» **Exercise**
Find the string "σήματος" in the records. Copy every line it appears in.

-- Begin Provided data --

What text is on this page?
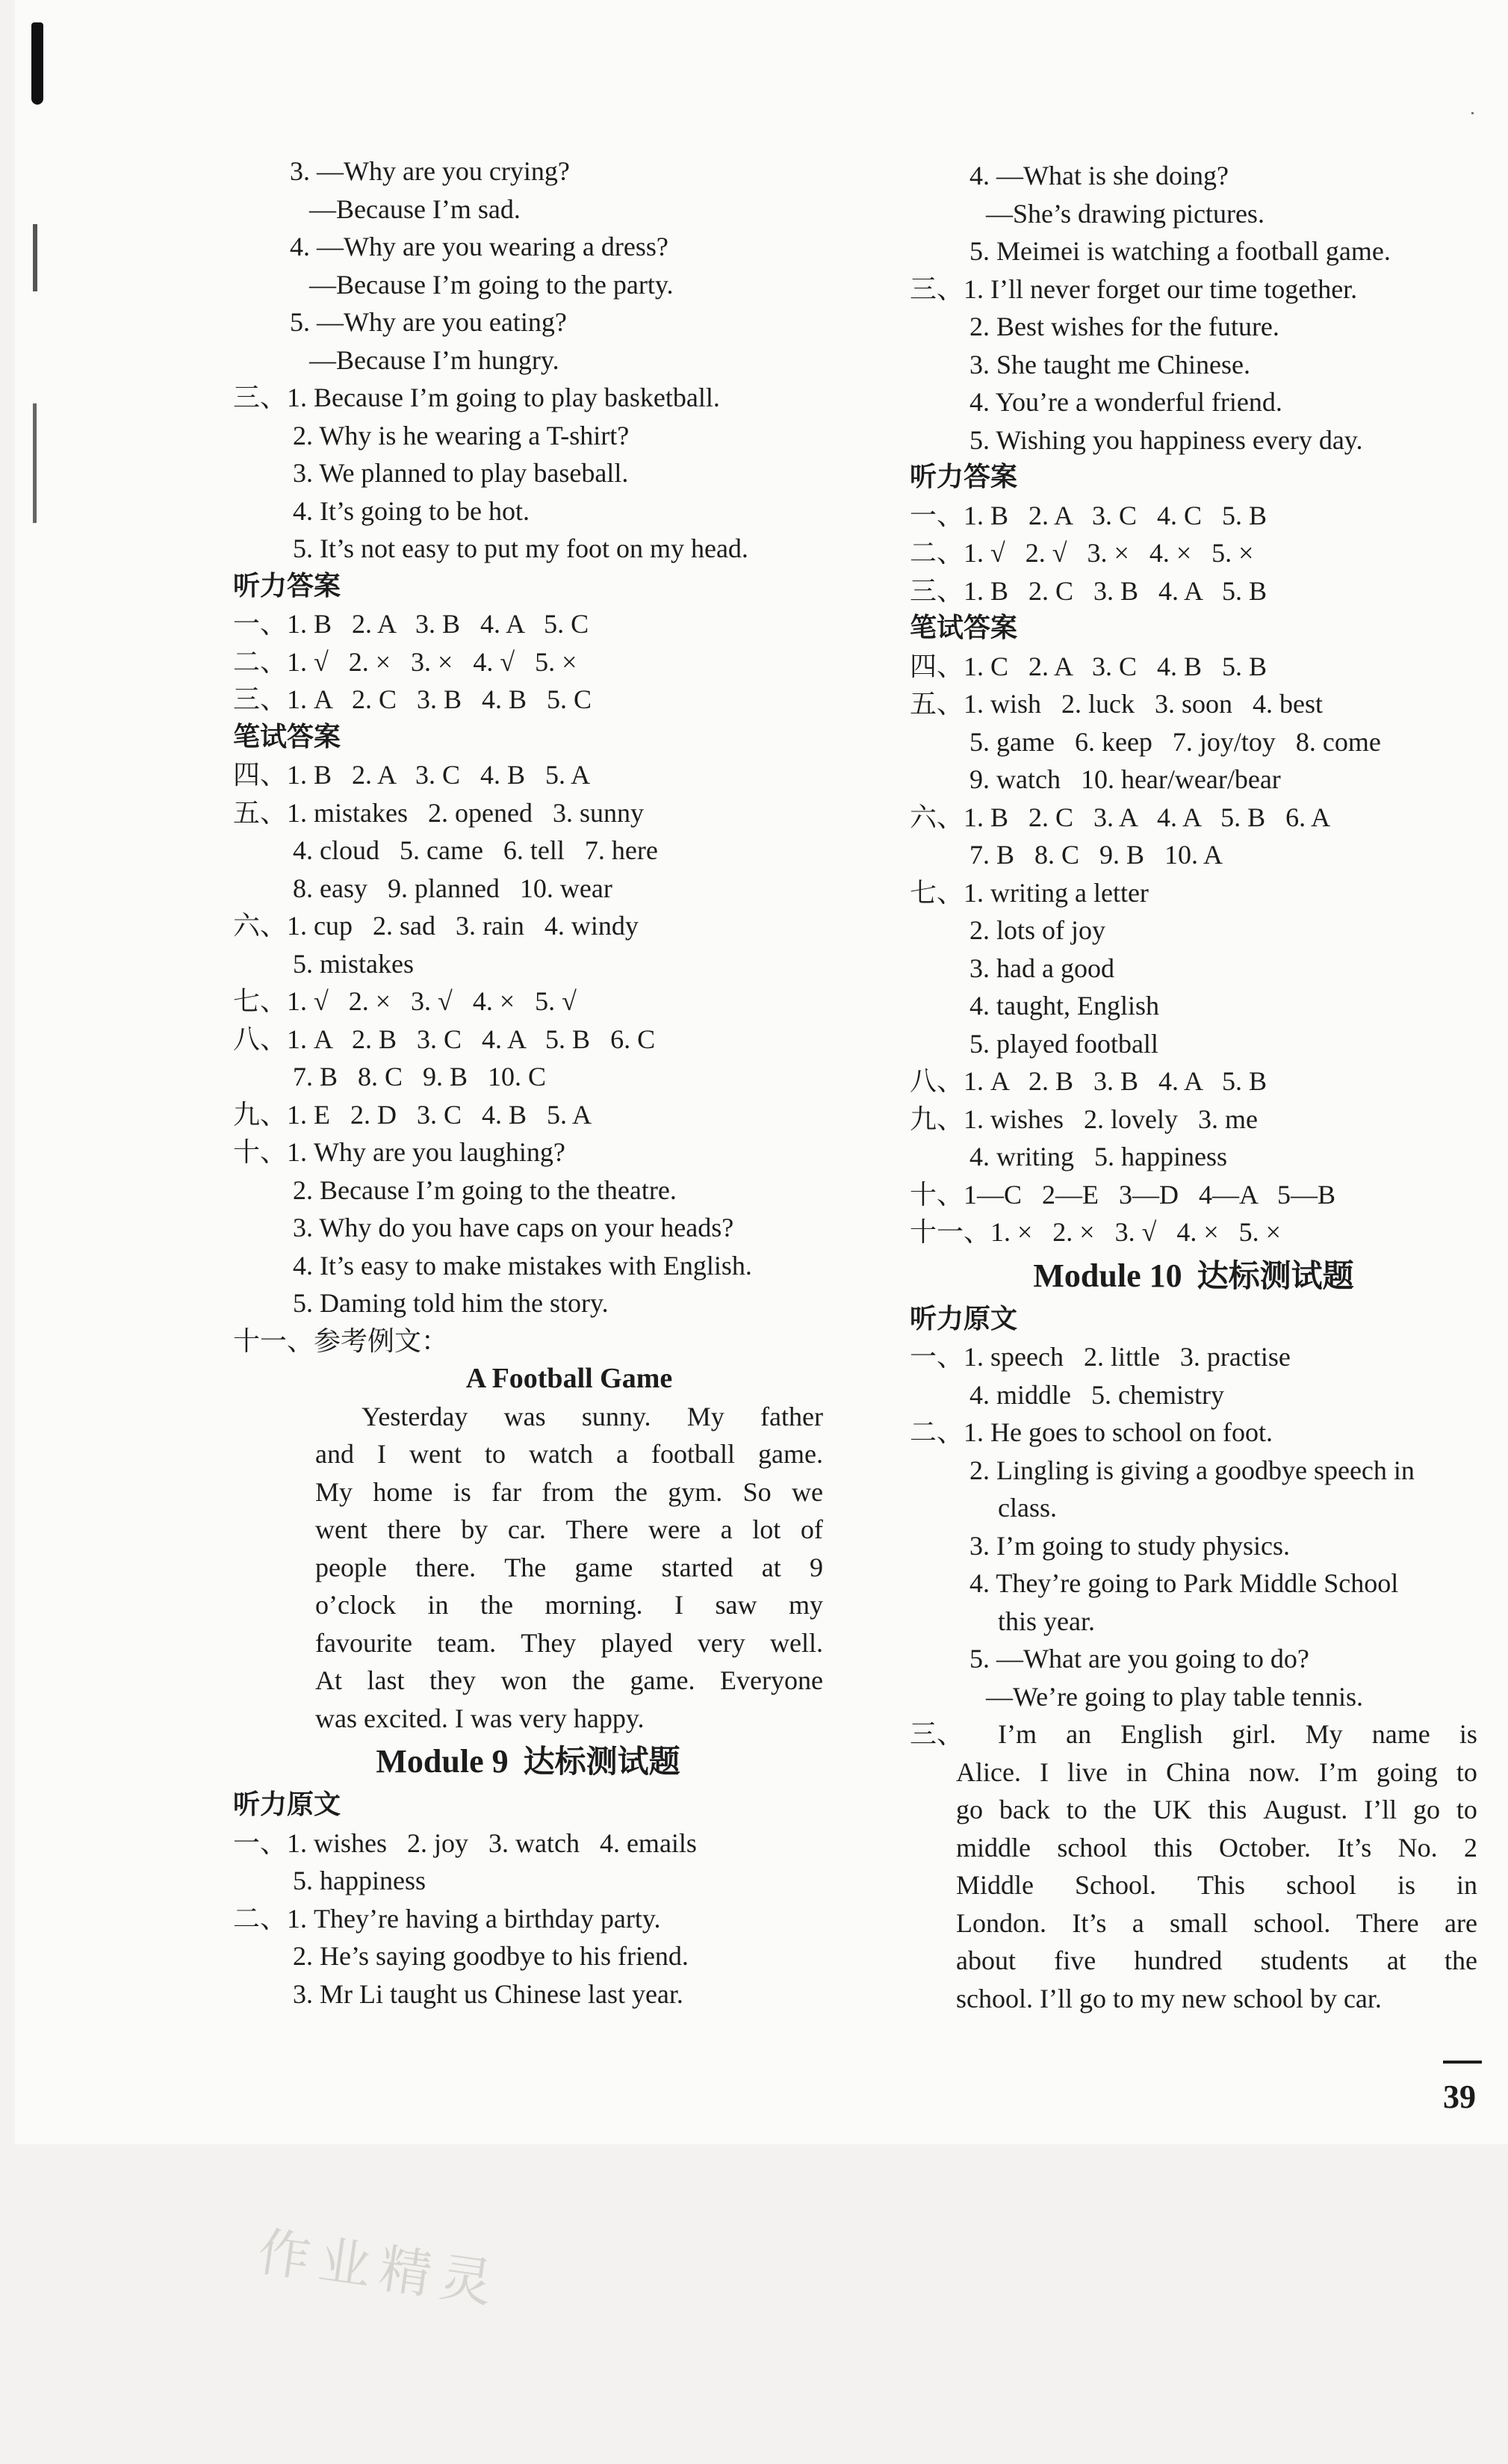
3. —Why are you crying?
—Because I’m sad.
4. —Why are you wearing a dress?
—Because I’m going to the party.
5. —Why are you eating?
—Because I’m hungry.
三、1. Because I’m going to play basketball.
2. Why is he wearing a T-shirt?
3. We planned to play baseball.
4. It’s going to be hot.
5. It’s not easy to put my foot on my head.
听力答案
一、1. B   2. A   3. B   4. A   5. C
二、1. √   2. ×   3. ×   4. √   5. ×
三、1. A   2. C   3. B   4. B   5. C
笔试答案
四、1. B   2. A   3. C   4. B   5. A
五、1. mistakes   2. opened   3. sunny
4. cloud   5. came   6. tell   7. here
8. easy   9. planned   10. wear
六、1. cup   2. sad   3. rain   4. windy
5. mistakes
七、1. √   2. ×   3. √   4. ×   5. √
八、1. A   2. B   3. C   4. A   5. B   6. C
7. B   8. C   9. B   10. C
九、1. E   2. D   3. C   4. B   5. A
十、1. Why are you laughing?
2. Because I’m going to the theatre.
3. Why do you have caps on your heads?
4. It’s easy to make mistakes with English.
5. Daming told him the story.
十一、参考例文：
A Football Game
Yesterday was sunny. My father
and I went to watch a football game.
My home is far from the gym. So we
went there by car. There were a lot of
people there. The game started at 9
o’clock in the morning. I saw my
favourite team. They played very well.
At last they won the game. Everyone
was excited. I was very happy.
Module 9 达标测试题
听力原文
一、1. wishes   2. joy   3. watch   4. emails
5. happiness
二、1. They’re having a birthday party.
2. He’s saying goodbye to his friend.
3. Mr Li taught us Chinese last year.
4. —What is she doing?
—She’s drawing pictures.
5. Meimei is watching a football game.
三、1. I’ll never forget our time together.
2. Best wishes for the future.
3. She taught me Chinese.
4. You’re a wonderful friend.
5. Wishing you happiness every day.
听力答案
一、1. B   2. A   3. C   4. C   5. B
二、1. √   2. √   3. ×   4. ×   5. ×
三、1. B   2. C   3. B   4. A   5. B
笔试答案
四、1. C   2. A   3. C   4. B   5. B
五、1. wish   2. luck   3. soon   4. best
5. game   6. keep   7. joy/toy   8. come
9. watch   10. hear/wear/bear
六、1. B   2. C   3. A   4. A   5. B   6. A
7. B   8. C   9. B   10. A
七、1. writing a letter
2. lots of joy
3. had a good
4. taught, English
5. played football
八、1. A   2. B   3. B   4. A   5. B
九、1. wishes   2. lovely   3. me
4. writing   5. happiness
十、1—C   2—E   3—D   4—A   5—B
十一、1. ×   2. ×   3. √   4. ×   5. ×
Module 10 达标测试题
听力原文
一、1. speech   2. little   3. practise
4. middle   5. chemistry
二、1. He goes to school on foot.
2. Lingling is giving a goodbye speech in
class.
3. I’m going to study physics.
4. They’re going to Park Middle School
this year.
5. —What are you going to do?
—We’re going to play table tennis.
三、 I’m an English girl. My name is
Alice. I live in China now. I’m going to
go back to the UK this August. I’ll go to
middle school this October. It’s No. 2
Middle School. This school is in
London. It’s a small school. There are
about five hundred students at the
school. I’ll go to my new school by car.
39
作业精灵
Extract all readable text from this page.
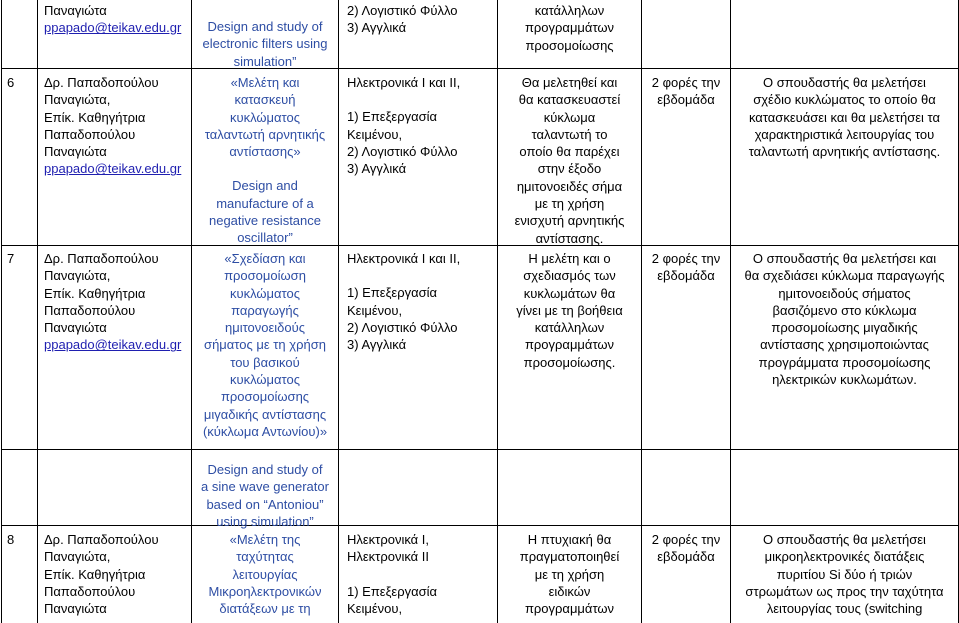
Παναγιώτα
ppapado@teikav.edu.gr	Design and study of
electronic filters using
simulation”
2) Λογιστικό Φύλλο
3) Αγγλικά
κατάλληλων
προγραμμάτων
προσομοίωσης
6 Δρ. Παπαδοπούλου
Παναγιώτα,
Επίκ. Καθηγήτρια
Παπαδοπούλου
Παναγιώτα
ppapado@teikav.edu.gr
«Μελέτη και
κατασκευή
κυκλώματος
ταλαντωτή αρνητικής
αντίστασης»
Design and
manufacture of a
negative resistance
oscillator”
Ηλεκτρονικά Ι και ΙΙ,
1) Επεξεργασία
Κειμένου,
2) Λογιστικό Φύλλο
3) Αγγλικά
Θα μελετηθεί και
θα κατασκευαστεί
κύκλωμα
ταλαντωτή το
οποίο θα παρέχει
στην έξοδο
ημιτονοειδές σήμα
με τη χρήση
ενισχυτή αρνητικής
αντίστασης.
2 φορές την
εβδομάδα
Ο σπουδαστής θα μελετήσει
σχέδιο κυκλώματος το οποίο θα
κατασκευάσει και θα μελετήσει τα
χαρακτηριστικά λειτουργίας του
ταλαντωτή αρνητικής αντίστασης.
7 Δρ. Παπαδοπούλου
Παναγιώτα,
Επίκ. Καθηγήτρια
Παπαδοπούλου
Παναγιώτα
ppapado@teikav.edu.gr
«Σχεδίαση και
προσομοίωση
κυκλώματος
παραγωγής
ημιτονοειδούς
σήματος με τη χρήση
του βασικού
κυκλώματος
προσομοίωσης
μιγαδικής αντίστασης
(κύκλωμα Αντωνίου)»
Ηλεκτρονικά Ι και ΙΙ,
1) Επεξεργασία
Κειμένου,
2) Λογιστικό Φύλλο
3) Αγγλικά
Η μελέτη και ο
σχεδιασμός των
κυκλωμάτων θα
γίνει με τη βοήθεια
κατάλληλων
προγραμμάτων
προσομοίωσης.
2 φορές την
εβδομάδα
Ο σπουδαστής θα μελετήσει και
θα σχεδιάσει κύκλωμα παραγωγής
ημιτονοειδούς σήματος
βασιζόμενο στο κύκλωμα
προσομοίωσης μιγαδικής
αντίστασης χρησιμοποιώντας
προγράμματα προσομοίωσης
ηλεκτρικών κυκλωμάτων.
Design and study of
a sine wave generator
based on “Antoniou”
using simulation”
8 Δρ. Παπαδοπούλου
Παναγιώτα,
Επίκ. Καθηγήτρια
Παπαδοπούλου
Παναγιώτα
«Μελέτη της
ταχύτητας
λειτουργίας
Μικροηλεκτρονικών
διατάξεων με τη
Ηλεκτρονικά Ι,
Ηλεκτρονικά ΙΙ
1) Επεξεργασία
Κειμένου,
Η πτυχιακή θα
πραγματοποιηθεί
με τη χρήση
ειδικών
προγραμμάτων
2 φορές την
εβδομάδα
Ο σπουδαστής θα μελετήσει
μικροηλεκτρονικές διατάξεις
πυριτίου Si δύο ή τριών
στρωμάτων ως προς την ταχύτητα
λειτουργίας τους (switching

-- End Provided data --

» **Problem solution**
σήματος με τη χρήση
ημιτονοειδούς σήματος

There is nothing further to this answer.